■ **Task to carry out**
Extract every line between the one with "What text is on this page?" and the end of the entries, both included, word for word and free of pictures.
Start
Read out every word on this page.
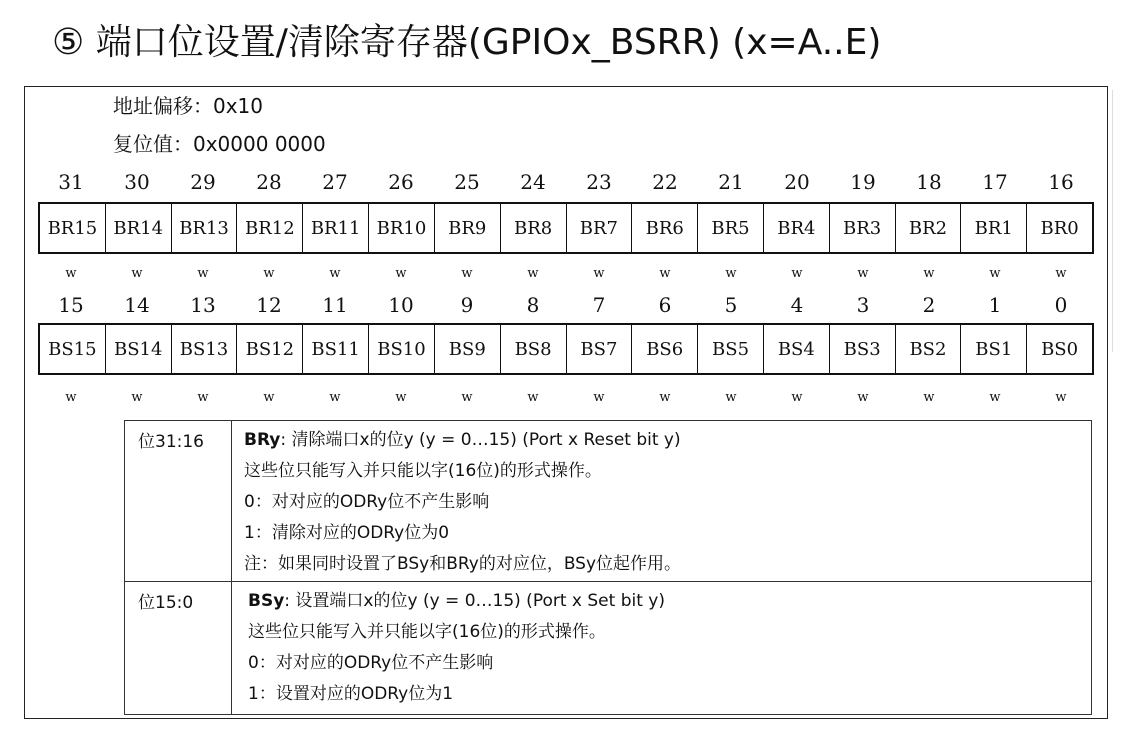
⑤ 端口位设置/清除寄存器(GPIOx_BSRR) (x=A..E)
地址偏移：0x10
复位值：0x0000 0000
31	30	29	28	27	26	25	24	23	22	21	20	19	18	17	16
BR15 BR14 BR13 BR12 BR11 BR10	BR9	BR8	BR7	BR6	BR5	BR4	BR3	BR2	BR1	BR0
w	w	w	w	w	w	w	w	w	w	w	w	w	w	w	w
15	14	13	12	11	10	9	8	7	6	5	4	3	2	1	0
BS15 BS14 BS13 BS12 BS11 BS10	BS9	BS8	BS7	BS6	BS5	BS4	BS3	BS2	BS1	BS0
w	w	w	w	w	w	w	w	w	w	w	w	w	w	w	w
位31:16	BRy: 清除端口x的位y (y = 0…15) (Port x Reset bit y)
这些位只能写入并只能以字(16位)的形式操作。
0：对对应的ODRy位不产生影响
1：清除对应的ODRy位为0
注：如果同时设置了BSy和BRy的对应位，BSy位起作用。
位15:0	BSy: 设置端口x的位y (y = 0…15) (Port x Set bit y)
这些位只能写入并只能以字(16位)的形式操作。
0：对对应的ODRy位不产生影响
1：设置对应的ODRy位为1
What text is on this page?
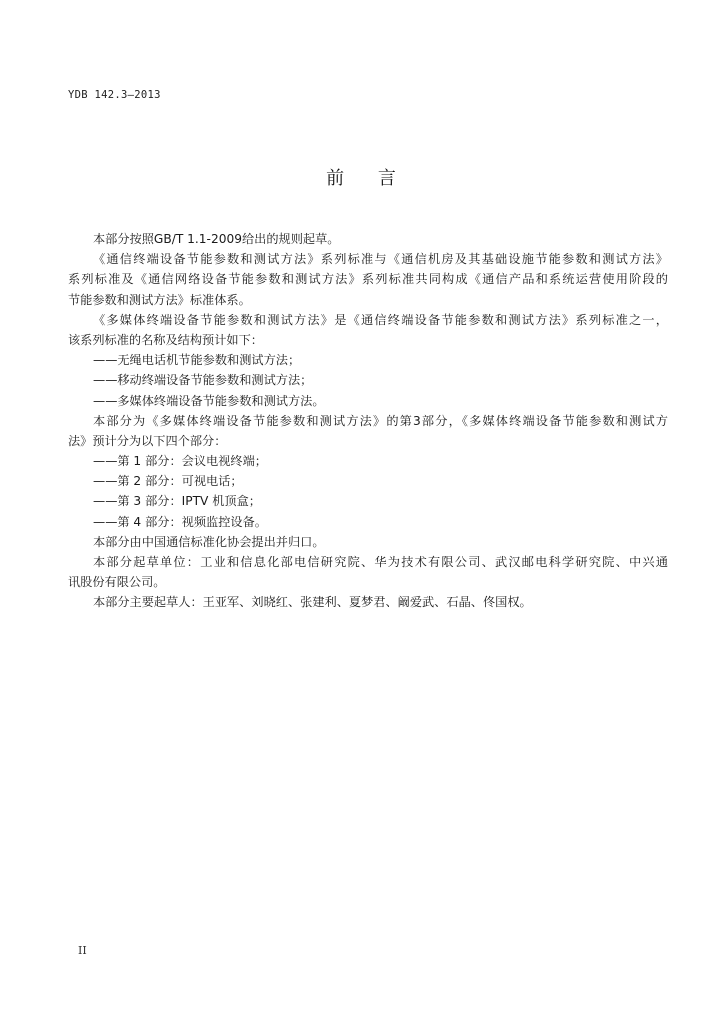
YDB 142.3—2013
前 言
本部分按照GB/T 1.1-2009给出的规则起草。
《通信终端设备节能参数和测试方法》系列标准与《通信机房及其基础设施节能参数和测试方法》
系列标准及《通信网络设备节能参数和测试方法》系列标准共同构成《通信产品和系统运营使用阶段的
节能参数和测试方法》标准体系。
《多媒体终端设备节能参数和测试方法》是《通信终端设备节能参数和测试方法》系列标准之一，
该系列标准的名称及结构预计如下：
——无绳电话机节能参数和测试方法；
——移动终端设备节能参数和测试方法；
——多媒体终端设备节能参数和测试方法。
本部分为《多媒体终端设备节能参数和测试方法》的第3部分，《多媒体终端设备节能参数和测试方
法》预计分为以下四个部分：
——第 1 部分：会议电视终端；
——第 2 部分：可视电话；
——第 3 部分：IPTV 机顶盒；
——第 4 部分：视频监控设备。
本部分由中国通信标准化协会提出并归口。
本部分起草单位：工业和信息化部电信研究院、华为技术有限公司、武汉邮电科学研究院、中兴通
讯股份有限公司。
本部分主要起草人：王亚军、刘晓红、张建利、夏梦君、阚爱武、石晶、佟国权。
II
End
■ **Expected output**
What text is on this page?
YDB 142.3—2013
前 言
本部分按照GB/T 1.1-2009给出的规则起草。
《通信终端设备节能参数和测试方法》系列标准与《通信机房及其基础设施节能参数和测试方法》
系列标准及《通信网络设备节能参数和测试方法》系列标准共同构成《通信产品和系统运营使用阶段的
节能参数和测试方法》标准体系。
《多媒体终端设备节能参数和测试方法》是《通信终端设备节能参数和测试方法》系列标准之一，
该系列标准的名称及结构预计如下：
——无绳电话机节能参数和测试方法；
——移动终端设备节能参数和测试方法；
——多媒体终端设备节能参数和测试方法。
本部分为《多媒体终端设备节能参数和测试方法》的第3部分，《多媒体终端设备节能参数和测试方
法》预计分为以下四个部分：
——第 1 部分：会议电视终端；
——第 2 部分：可视电话；
——第 3 部分：IPTV 机顶盒；
——第 4 部分：视频监控设备。
本部分由中国通信标准化协会提出并归口。
本部分起草单位：工业和信息化部电信研究院、华为技术有限公司、武汉邮电科学研究院、中兴通
讯股份有限公司。
本部分主要起草人：王亚军、刘晓红、张建利、夏梦君、阚爱武、石晶、佟国权。
II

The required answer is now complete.